— start —

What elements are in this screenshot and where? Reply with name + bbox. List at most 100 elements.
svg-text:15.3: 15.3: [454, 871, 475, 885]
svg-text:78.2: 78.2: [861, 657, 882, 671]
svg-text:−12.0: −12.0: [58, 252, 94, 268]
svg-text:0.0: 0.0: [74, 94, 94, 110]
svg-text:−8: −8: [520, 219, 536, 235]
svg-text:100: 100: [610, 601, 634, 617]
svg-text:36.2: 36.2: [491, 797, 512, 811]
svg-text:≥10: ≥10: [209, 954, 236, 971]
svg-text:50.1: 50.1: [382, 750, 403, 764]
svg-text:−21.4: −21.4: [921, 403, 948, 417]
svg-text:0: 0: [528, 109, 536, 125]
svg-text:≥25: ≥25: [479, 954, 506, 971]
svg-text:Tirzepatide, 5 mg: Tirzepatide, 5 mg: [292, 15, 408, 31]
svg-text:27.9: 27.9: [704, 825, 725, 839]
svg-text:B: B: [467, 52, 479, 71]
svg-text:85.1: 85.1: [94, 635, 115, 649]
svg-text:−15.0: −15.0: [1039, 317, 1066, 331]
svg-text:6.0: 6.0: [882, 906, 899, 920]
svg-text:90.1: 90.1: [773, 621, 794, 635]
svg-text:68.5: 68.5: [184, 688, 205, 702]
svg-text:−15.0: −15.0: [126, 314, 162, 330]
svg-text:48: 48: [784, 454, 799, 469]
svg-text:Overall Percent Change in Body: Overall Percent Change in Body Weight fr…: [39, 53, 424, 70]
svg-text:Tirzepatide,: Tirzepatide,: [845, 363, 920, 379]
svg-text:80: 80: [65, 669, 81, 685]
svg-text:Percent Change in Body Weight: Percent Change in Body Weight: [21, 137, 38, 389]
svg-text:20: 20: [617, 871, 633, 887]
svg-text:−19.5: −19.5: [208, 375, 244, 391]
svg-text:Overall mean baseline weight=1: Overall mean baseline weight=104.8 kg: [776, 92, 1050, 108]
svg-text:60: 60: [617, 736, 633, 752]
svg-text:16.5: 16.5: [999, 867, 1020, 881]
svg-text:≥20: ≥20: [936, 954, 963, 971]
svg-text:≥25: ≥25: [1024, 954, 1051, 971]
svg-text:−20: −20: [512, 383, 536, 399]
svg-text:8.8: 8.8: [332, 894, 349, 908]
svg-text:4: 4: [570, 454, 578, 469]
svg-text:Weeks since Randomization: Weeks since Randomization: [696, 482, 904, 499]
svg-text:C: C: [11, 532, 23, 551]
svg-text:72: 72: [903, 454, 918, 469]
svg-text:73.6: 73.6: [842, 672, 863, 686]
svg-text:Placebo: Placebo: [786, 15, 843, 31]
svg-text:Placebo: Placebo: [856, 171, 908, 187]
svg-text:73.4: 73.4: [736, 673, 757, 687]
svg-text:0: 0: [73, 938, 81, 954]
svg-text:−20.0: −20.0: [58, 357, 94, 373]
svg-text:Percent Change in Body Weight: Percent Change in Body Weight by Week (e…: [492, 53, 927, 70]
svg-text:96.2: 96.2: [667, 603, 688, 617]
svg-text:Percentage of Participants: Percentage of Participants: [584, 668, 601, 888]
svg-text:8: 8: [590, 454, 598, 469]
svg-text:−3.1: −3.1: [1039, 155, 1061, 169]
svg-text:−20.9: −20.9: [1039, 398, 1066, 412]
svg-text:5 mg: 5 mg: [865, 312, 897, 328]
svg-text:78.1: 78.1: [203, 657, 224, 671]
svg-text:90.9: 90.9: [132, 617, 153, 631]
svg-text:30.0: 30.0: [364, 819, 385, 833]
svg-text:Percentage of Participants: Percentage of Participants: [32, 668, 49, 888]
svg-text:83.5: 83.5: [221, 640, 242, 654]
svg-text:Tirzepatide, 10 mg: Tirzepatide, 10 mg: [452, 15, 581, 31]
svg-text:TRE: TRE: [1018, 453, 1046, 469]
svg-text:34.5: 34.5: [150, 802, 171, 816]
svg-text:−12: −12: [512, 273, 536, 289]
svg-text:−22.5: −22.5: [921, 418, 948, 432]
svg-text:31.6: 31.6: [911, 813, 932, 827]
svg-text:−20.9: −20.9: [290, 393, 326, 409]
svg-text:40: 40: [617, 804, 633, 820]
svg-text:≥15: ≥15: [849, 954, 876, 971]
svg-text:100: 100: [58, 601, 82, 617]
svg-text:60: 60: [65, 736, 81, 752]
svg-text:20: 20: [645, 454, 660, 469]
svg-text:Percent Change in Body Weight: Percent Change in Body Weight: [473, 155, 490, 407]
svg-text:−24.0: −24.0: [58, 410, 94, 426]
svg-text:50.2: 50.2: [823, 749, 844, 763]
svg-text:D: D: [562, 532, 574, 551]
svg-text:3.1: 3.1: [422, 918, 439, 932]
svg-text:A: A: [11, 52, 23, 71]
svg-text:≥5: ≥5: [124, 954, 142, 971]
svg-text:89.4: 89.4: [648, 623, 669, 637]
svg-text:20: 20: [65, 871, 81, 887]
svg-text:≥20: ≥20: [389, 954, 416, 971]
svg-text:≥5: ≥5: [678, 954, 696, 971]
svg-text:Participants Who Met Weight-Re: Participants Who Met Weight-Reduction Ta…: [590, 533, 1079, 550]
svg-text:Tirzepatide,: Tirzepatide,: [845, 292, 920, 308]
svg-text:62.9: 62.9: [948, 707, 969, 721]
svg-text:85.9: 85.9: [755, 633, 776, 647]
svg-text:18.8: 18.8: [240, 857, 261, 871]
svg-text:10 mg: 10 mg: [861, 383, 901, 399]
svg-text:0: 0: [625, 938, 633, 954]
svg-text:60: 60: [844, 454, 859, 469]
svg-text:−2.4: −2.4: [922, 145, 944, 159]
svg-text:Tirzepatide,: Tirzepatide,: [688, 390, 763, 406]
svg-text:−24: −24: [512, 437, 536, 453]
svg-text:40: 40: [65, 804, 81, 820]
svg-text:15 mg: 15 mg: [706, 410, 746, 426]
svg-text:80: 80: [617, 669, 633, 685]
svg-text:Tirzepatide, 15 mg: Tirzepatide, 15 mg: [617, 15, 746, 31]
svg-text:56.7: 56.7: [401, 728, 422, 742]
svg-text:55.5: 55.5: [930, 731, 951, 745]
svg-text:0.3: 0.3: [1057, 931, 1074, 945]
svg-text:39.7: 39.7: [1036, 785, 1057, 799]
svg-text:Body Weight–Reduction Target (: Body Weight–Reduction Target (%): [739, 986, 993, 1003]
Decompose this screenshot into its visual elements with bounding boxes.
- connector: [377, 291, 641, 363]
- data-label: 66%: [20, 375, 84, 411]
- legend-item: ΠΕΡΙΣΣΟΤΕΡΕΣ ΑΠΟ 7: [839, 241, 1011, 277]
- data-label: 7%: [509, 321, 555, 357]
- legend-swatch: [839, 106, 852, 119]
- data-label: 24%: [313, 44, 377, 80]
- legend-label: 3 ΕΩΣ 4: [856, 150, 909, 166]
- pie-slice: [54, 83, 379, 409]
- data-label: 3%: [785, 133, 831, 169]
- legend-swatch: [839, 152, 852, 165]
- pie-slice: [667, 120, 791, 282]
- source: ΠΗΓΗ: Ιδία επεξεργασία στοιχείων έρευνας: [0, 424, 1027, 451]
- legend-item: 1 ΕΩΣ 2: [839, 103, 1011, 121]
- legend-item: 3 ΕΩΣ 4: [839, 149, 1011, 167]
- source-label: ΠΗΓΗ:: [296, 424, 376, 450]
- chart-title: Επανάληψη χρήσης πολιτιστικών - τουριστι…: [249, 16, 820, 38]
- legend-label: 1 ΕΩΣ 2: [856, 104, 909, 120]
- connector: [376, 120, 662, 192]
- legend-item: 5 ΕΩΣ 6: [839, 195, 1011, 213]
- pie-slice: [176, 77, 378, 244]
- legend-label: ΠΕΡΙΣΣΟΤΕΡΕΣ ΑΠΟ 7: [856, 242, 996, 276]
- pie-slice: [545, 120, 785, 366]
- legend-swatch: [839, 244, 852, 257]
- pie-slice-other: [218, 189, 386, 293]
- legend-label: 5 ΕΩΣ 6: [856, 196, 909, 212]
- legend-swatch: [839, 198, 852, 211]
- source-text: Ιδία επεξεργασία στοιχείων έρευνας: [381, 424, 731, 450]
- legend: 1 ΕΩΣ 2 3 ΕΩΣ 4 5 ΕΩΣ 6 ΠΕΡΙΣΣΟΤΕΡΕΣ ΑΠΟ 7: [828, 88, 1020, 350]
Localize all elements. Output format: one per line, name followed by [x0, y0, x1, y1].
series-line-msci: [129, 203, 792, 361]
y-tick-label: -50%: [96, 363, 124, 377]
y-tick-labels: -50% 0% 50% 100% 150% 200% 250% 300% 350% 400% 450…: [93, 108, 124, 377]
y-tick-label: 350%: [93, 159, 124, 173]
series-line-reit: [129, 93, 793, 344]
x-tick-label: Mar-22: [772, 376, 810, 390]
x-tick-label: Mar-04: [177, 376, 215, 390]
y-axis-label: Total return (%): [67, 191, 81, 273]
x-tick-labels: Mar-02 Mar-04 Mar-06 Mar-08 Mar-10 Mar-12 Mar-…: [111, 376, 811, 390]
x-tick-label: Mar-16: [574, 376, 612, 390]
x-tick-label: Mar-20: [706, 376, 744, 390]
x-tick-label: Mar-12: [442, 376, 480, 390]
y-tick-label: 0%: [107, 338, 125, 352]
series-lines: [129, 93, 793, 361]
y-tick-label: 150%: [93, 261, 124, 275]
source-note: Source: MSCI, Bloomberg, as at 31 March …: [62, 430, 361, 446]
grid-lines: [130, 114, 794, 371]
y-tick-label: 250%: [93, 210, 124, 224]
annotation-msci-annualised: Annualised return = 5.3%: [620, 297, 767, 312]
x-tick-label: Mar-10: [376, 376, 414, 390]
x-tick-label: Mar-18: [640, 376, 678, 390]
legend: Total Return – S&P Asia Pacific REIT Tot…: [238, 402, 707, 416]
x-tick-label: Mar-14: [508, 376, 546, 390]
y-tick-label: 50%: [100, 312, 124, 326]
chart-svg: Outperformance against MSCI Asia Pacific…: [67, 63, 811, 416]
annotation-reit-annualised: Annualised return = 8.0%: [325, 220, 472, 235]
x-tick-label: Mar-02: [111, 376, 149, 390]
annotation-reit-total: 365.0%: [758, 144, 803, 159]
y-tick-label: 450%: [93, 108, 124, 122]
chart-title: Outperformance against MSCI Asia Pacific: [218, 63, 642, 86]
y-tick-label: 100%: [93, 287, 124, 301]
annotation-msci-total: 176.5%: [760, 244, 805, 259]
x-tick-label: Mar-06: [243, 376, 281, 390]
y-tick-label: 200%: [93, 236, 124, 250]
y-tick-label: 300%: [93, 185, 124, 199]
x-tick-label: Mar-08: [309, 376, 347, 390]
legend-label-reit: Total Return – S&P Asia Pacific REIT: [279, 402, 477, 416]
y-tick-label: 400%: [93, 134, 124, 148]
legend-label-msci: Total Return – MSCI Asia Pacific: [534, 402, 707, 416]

— end —

▸ WHAT IS EXPECTED
Render the material above as a JSON list of strings, one string per line, skipping any blank lines. Include every line from the start of the material up to and including the line containing "svg-text:B: B: [467, 52, 479, 71]".

▸ WORKED SOLUTION
[
  "What elements are in this screenshot and where? Reply with name + bbox. List at most 100 elements.",
  "svg-text:15.3: 15.3: [454, 871, 475, 885]",
  "svg-text:78.2: 78.2: [861, 657, 882, 671]",
  "svg-text:−12.0: −12.0: [58, 252, 94, 268]",
  "svg-text:0.0: 0.0: [74, 94, 94, 110]",
  "svg-text:−8: −8: [520, 219, 536, 235]",
  "svg-text:100: 100: [610, 601, 634, 617]",
  "svg-text:36.2: 36.2: [491, 797, 512, 811]",
  "svg-text:≥10: ≥10: [209, 954, 236, 971]",
  "svg-text:50.1: 50.1: [382, 750, 403, 764]",
  "svg-text:−21.4: −21.4: [921, 403, 948, 417]",
  "svg-text:0: 0: [528, 109, 536, 125]",
  "svg-text:≥25: ≥25: [479, 954, 506, 971]",
  "svg-text:Tirzepatide, 5 mg: Tirzepatide, 5 mg: [292, 15, 408, 31]",
  "svg-text:27.9: 27.9: [704, 825, 725, 839]",
  "svg-text:B: B: [467, 52, 479, 71]"
]